-- start Information given --

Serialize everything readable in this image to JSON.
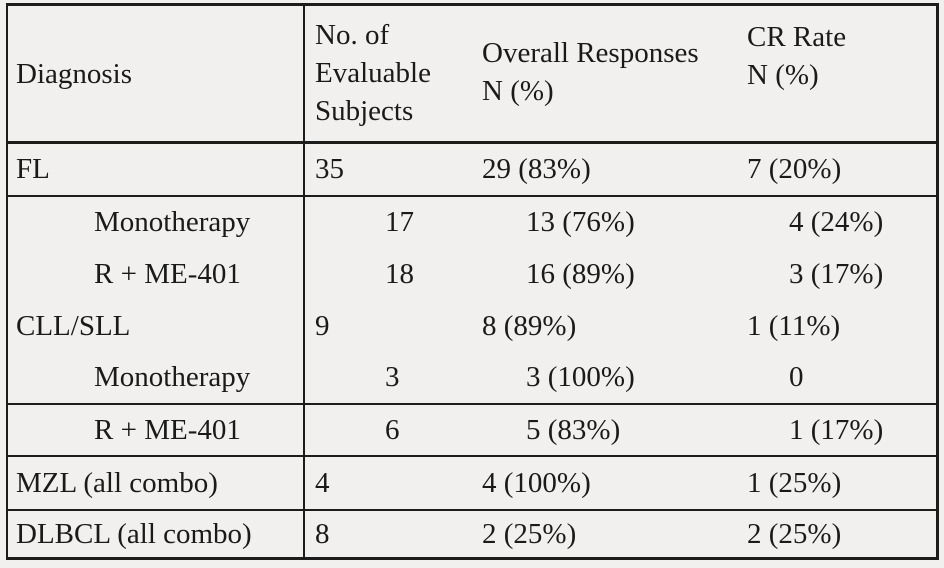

-- end Information given --
-- start Information given --

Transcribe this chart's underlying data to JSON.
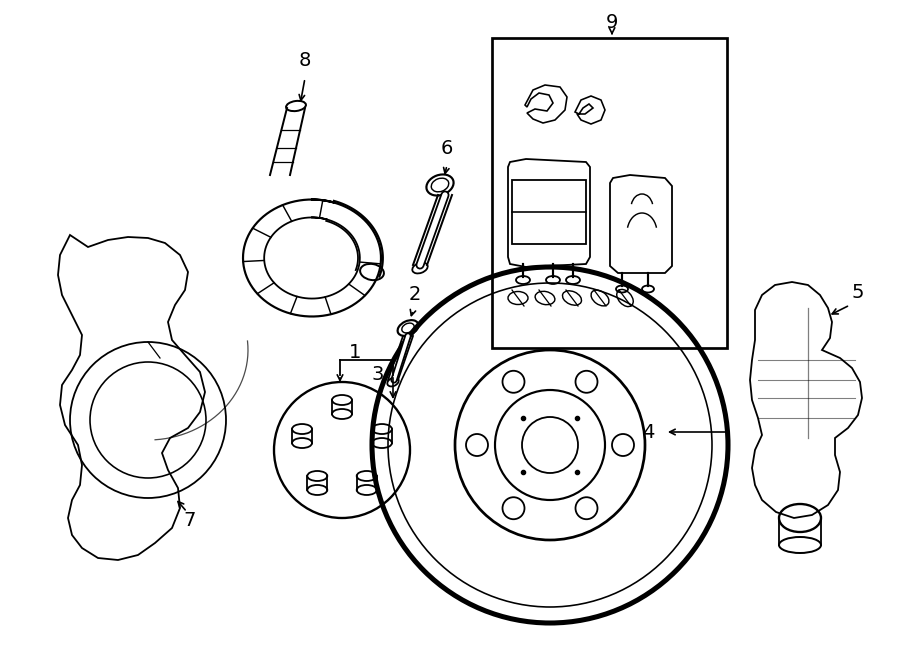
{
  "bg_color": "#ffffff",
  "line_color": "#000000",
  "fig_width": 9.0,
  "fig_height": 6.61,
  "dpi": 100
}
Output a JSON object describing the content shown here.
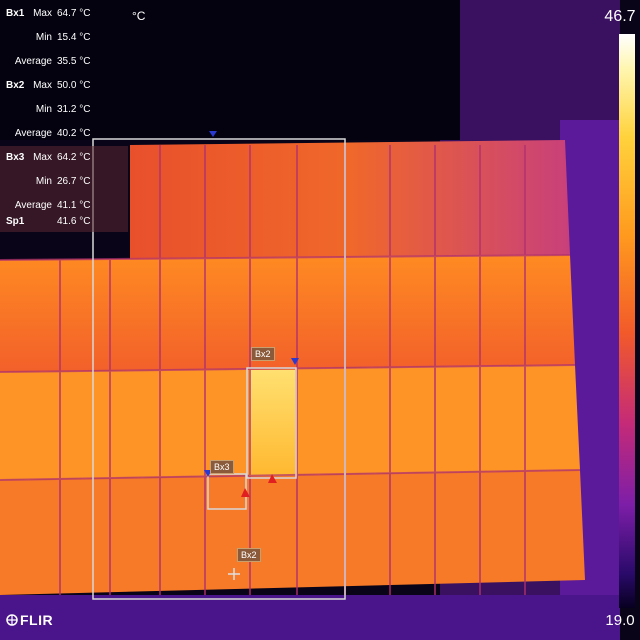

-- end Information given --

- Stated goal
Copy nothing but the lines above that run from the one with "Transcribe this chart's" to the one with "Output a JSON", ends included; pictures stay out.

- Expected output
Transcribe this chart's underlying data to JSON.
{
  "bg_color": "#ffffff",
  "line_color": "#000000",
  "fig_width": 9.0,
  "fig_height": 6.61,
  "dpi": 100
}
Output a JSON object describing the content shown here.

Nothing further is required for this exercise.